* BEGIN Source data *
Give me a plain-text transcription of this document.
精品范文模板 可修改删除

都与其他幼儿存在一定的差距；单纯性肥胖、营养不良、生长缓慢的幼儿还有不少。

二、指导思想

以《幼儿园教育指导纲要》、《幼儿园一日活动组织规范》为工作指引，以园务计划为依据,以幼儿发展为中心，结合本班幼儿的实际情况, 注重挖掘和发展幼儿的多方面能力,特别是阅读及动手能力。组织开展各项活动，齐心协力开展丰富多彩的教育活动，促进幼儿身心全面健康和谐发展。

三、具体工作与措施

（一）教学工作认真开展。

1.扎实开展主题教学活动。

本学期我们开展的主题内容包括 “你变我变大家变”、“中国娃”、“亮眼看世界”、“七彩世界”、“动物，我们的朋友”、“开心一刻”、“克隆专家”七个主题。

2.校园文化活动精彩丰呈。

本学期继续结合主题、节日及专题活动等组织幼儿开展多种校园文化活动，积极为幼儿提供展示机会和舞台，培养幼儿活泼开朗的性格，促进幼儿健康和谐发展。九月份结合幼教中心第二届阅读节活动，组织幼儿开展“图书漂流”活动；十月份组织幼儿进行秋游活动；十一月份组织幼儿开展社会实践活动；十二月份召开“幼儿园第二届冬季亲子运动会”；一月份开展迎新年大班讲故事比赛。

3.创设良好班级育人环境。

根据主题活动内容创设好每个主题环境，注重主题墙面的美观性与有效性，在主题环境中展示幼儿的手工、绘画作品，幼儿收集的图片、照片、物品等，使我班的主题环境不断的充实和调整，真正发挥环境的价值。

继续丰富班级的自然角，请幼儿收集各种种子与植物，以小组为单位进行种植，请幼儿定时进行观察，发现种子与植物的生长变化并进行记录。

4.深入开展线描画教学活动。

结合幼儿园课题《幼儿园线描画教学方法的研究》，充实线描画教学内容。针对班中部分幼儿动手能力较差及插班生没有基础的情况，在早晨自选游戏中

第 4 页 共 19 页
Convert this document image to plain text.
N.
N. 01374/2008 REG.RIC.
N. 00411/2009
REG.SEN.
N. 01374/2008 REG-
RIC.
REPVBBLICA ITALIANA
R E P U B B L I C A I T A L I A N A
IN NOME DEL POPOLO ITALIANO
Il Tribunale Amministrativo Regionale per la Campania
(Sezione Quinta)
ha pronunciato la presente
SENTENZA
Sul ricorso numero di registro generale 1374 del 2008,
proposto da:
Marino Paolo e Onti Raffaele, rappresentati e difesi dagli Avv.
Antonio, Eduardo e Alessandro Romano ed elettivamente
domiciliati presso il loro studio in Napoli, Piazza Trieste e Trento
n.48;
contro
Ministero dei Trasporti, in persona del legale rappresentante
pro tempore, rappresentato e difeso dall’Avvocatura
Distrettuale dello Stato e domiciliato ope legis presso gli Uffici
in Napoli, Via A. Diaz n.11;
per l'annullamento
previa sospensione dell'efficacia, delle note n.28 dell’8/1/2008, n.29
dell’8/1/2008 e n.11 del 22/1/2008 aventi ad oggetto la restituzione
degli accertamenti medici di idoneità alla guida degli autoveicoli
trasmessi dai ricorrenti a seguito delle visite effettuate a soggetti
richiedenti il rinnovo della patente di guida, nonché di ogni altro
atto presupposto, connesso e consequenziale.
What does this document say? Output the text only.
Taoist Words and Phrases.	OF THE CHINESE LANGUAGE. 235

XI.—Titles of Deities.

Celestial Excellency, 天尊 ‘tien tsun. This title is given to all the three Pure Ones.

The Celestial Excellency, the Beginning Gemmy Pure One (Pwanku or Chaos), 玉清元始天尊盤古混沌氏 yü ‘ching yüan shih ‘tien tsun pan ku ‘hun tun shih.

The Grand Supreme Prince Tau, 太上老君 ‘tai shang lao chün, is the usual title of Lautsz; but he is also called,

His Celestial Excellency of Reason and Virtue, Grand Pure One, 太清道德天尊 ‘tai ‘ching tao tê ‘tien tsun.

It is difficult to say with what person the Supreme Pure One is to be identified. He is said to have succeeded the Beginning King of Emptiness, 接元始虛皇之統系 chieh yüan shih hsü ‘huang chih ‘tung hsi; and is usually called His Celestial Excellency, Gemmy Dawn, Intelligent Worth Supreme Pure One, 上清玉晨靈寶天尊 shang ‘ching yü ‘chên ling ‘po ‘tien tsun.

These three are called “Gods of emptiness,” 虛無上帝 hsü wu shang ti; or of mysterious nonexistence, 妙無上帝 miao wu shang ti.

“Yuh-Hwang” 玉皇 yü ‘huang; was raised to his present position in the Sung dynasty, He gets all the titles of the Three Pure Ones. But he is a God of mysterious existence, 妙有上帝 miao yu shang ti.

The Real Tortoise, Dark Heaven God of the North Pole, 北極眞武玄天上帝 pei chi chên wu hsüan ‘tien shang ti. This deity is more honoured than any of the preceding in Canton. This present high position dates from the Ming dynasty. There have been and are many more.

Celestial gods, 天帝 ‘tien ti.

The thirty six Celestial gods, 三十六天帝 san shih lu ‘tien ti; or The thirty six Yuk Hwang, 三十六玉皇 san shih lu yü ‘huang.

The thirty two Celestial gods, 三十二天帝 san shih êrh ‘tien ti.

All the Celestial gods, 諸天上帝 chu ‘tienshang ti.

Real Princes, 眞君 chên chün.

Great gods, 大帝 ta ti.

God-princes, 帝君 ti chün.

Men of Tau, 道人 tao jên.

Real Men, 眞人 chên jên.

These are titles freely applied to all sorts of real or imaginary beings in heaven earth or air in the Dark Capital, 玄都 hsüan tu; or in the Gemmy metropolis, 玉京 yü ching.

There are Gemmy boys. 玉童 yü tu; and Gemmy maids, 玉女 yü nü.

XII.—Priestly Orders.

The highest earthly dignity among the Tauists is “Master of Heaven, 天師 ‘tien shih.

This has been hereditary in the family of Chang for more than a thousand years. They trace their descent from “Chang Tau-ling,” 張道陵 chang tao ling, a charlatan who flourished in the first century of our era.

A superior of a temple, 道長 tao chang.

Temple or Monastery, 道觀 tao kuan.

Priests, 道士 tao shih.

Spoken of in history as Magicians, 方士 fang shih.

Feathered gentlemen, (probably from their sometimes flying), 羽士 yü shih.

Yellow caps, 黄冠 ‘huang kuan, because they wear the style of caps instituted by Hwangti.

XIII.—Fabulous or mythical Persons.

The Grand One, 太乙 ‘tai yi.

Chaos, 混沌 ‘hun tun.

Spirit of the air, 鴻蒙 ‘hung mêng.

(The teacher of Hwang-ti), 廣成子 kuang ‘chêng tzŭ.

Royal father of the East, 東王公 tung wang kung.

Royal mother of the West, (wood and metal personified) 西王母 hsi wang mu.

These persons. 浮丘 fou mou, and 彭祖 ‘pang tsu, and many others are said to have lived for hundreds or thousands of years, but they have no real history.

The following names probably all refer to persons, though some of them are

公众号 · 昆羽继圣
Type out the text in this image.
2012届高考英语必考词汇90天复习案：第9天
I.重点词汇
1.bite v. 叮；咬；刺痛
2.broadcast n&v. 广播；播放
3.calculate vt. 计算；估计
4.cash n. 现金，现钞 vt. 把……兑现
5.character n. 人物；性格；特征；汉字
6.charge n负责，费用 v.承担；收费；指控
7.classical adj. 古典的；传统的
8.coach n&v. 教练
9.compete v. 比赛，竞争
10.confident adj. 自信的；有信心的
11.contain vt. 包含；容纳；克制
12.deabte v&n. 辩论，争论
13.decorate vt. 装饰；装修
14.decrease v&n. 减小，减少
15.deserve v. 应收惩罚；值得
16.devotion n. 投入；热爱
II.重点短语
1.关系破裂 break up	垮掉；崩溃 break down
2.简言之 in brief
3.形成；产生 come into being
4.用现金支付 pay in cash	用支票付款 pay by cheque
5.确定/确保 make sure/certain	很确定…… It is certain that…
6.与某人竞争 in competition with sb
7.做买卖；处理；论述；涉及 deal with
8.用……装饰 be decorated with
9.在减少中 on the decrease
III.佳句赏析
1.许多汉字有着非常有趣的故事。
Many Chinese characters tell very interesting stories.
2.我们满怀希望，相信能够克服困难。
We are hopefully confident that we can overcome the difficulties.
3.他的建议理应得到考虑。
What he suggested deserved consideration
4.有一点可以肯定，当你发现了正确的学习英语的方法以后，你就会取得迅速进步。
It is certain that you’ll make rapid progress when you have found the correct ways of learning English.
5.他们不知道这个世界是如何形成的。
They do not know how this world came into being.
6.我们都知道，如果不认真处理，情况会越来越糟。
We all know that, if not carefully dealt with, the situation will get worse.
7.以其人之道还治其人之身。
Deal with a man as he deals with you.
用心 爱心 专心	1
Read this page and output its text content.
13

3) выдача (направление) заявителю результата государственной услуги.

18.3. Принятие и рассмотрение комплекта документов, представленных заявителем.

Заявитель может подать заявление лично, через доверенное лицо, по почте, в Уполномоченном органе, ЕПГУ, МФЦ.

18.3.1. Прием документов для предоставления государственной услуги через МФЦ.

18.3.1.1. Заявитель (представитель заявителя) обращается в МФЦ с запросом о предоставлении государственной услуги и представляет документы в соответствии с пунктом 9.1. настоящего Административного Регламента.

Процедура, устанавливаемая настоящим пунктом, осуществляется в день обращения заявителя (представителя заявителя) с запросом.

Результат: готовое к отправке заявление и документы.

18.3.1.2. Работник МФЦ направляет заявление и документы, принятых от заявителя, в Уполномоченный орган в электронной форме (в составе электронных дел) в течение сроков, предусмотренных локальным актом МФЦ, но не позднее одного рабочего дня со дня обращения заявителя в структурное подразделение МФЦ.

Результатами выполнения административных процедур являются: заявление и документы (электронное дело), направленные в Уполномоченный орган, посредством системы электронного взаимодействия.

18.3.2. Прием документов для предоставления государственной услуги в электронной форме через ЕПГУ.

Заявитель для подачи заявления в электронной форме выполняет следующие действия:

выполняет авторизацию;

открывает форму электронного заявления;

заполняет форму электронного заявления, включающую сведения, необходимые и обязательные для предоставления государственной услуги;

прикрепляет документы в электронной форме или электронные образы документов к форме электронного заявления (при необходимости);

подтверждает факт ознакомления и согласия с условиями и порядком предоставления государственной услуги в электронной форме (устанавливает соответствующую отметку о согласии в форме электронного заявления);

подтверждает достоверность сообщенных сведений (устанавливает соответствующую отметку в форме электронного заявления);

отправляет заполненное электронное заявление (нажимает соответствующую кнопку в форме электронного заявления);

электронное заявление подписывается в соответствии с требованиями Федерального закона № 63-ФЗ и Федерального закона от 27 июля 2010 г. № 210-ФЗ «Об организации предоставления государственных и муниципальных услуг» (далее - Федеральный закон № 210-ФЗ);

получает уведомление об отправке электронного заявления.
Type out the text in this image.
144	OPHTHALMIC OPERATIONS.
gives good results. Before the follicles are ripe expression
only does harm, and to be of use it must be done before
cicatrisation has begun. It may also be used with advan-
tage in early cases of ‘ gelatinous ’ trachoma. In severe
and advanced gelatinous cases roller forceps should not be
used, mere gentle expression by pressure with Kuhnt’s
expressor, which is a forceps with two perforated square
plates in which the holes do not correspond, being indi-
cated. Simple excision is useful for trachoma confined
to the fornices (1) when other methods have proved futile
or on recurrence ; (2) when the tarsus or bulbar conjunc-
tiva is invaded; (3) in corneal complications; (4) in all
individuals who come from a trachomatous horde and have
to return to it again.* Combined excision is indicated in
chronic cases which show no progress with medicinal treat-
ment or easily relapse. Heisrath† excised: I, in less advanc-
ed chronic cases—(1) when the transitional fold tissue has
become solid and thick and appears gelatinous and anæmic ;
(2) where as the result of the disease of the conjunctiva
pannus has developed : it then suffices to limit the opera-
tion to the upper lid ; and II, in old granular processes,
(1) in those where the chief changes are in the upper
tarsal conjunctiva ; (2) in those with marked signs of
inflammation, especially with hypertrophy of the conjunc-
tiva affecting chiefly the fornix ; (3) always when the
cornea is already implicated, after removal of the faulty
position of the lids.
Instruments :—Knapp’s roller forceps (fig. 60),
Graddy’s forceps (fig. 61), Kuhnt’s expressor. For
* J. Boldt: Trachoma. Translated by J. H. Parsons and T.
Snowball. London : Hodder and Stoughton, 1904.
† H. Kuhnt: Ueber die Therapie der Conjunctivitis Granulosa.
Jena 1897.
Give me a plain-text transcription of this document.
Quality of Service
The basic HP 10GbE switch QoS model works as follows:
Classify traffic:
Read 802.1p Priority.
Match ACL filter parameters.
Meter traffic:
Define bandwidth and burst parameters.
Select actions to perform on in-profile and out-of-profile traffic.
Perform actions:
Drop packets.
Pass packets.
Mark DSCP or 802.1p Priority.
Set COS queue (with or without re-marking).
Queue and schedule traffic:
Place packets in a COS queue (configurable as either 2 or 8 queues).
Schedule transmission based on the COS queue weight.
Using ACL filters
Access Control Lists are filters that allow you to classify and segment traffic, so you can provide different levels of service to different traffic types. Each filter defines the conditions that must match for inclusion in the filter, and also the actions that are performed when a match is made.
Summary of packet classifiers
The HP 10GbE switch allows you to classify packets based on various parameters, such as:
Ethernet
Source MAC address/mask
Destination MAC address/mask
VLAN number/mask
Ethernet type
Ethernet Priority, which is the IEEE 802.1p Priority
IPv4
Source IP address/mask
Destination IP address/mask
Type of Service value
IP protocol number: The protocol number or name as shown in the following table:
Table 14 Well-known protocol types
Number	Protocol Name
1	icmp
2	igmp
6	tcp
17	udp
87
* END Source data *
→ **Problem to work on**
Tell how many lines above contain the word "документы". Give the number alone.

→ **Solution to the problem**
5